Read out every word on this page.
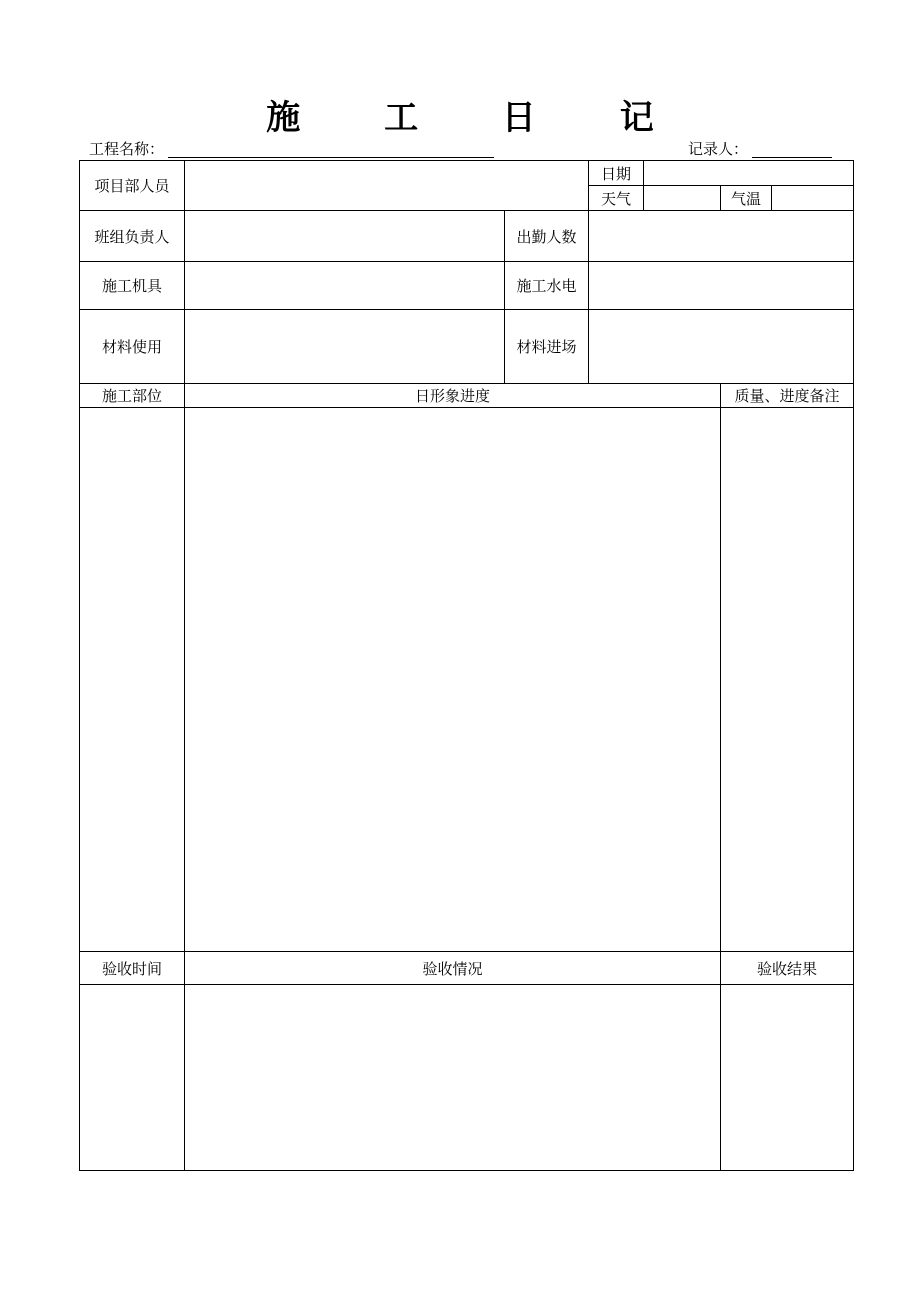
施 工 日 记
工程名称：	记录人：
项目部人员			日期			
			天气		气温	
班组负责人		出勤人数				
施工机具		施工水电				
材料使用		材料进场				
施工部位	日形象进度				质量、进度备注	

验收时间	验收情况				验收结果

▸ **SHORT EXERCISE**: Exactly reproduce each record, leaving out any pictures.

▸ **RESPONSE BELOW**:
Read out every word on this page.
施 工 日 记
工程名称：	记录人：
项目部人员			日期			
			天气		气温	
班组负责人		出勤人数				
施工机具		施工水电				
材料使用		材料进场				
施工部位	日形象进度				质量、进度备注	

验收时间	验收情况				验收结果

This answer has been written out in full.